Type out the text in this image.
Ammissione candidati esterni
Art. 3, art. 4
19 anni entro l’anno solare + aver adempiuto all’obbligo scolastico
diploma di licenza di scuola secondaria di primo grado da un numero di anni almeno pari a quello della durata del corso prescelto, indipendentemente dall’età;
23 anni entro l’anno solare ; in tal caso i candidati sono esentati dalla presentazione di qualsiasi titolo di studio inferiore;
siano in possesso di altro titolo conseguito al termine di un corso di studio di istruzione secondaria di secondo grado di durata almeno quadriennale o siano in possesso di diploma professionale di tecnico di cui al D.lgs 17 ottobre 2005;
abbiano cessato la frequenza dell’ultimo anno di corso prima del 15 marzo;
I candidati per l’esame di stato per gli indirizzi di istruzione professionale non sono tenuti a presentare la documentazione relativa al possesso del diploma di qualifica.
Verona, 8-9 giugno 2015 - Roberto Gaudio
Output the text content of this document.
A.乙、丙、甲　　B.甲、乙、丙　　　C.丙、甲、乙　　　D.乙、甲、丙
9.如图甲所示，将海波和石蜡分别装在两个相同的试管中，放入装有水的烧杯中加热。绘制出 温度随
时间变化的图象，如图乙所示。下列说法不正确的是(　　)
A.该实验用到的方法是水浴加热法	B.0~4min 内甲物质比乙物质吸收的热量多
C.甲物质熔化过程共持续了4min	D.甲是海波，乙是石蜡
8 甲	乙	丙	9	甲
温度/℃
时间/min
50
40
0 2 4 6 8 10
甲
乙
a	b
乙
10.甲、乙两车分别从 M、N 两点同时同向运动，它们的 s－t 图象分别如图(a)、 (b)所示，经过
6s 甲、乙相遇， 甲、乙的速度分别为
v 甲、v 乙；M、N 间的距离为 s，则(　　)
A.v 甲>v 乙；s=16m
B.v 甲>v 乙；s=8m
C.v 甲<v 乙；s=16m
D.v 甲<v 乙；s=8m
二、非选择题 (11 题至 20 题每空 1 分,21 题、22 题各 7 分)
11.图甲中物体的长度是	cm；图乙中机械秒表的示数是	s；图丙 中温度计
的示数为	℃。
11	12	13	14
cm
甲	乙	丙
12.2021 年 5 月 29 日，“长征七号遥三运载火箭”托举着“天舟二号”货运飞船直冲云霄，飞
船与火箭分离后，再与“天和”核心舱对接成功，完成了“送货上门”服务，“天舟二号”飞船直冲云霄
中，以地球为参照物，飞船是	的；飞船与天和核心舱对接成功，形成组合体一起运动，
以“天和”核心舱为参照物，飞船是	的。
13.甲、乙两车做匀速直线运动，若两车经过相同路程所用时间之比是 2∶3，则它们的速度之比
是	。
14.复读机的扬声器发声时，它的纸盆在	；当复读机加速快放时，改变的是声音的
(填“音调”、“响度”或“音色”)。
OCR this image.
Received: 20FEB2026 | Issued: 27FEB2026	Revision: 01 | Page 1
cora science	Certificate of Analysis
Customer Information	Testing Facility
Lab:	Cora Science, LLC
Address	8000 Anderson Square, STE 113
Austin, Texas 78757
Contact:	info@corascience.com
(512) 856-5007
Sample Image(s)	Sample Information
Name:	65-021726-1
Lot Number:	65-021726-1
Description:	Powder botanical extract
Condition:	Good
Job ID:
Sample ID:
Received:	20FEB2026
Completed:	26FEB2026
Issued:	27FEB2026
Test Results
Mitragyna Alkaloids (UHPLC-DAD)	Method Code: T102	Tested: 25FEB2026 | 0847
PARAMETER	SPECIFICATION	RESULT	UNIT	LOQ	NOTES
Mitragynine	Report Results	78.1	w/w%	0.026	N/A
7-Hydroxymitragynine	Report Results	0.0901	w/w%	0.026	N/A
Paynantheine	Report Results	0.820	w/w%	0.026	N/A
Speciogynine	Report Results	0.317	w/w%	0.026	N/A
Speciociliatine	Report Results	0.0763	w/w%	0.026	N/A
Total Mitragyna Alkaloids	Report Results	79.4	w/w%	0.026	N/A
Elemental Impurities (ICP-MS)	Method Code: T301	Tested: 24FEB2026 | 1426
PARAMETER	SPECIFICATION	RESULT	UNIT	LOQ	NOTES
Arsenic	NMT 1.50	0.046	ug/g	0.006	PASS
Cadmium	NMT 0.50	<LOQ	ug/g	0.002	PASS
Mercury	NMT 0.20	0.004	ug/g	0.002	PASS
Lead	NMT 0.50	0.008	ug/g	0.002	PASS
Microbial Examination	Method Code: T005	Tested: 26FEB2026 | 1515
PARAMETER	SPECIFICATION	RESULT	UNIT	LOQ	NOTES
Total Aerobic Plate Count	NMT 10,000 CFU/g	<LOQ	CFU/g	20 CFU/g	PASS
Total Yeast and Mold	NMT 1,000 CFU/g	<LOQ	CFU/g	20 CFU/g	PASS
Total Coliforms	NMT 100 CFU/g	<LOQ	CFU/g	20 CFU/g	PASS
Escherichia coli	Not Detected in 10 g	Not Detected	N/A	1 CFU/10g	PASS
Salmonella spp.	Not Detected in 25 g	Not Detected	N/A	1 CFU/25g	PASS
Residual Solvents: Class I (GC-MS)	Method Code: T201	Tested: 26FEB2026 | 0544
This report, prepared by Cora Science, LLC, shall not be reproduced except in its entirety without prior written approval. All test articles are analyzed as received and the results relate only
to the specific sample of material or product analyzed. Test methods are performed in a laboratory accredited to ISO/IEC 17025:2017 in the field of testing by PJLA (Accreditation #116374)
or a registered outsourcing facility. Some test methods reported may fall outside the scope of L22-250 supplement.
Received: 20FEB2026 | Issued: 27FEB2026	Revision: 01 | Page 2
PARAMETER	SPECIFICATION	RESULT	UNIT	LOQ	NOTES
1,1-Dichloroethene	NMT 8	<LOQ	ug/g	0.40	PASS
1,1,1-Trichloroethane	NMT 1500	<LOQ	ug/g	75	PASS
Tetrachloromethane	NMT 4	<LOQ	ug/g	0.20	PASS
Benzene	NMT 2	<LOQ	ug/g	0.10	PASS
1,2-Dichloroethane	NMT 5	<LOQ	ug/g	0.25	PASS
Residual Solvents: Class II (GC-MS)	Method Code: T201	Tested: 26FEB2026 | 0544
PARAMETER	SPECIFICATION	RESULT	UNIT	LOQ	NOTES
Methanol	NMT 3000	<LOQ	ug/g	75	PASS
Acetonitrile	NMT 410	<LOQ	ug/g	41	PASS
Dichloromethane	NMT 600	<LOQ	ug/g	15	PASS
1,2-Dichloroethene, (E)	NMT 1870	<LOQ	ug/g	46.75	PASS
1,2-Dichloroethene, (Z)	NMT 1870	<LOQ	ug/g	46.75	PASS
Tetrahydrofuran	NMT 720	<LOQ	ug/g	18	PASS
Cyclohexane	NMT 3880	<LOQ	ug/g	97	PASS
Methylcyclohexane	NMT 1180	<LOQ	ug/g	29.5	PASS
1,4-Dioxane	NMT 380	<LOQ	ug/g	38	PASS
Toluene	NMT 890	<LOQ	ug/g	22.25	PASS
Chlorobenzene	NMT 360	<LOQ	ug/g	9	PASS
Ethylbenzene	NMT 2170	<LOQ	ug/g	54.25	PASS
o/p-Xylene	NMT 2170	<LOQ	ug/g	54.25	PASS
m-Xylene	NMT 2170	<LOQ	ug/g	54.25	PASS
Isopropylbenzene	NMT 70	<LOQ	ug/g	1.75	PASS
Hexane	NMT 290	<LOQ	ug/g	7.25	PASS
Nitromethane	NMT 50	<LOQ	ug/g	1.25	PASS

+--

EXERCISE GOAL
Say how many lines in the listing above include "Solvents". Give nothing but the number.

THE RESPONSE
2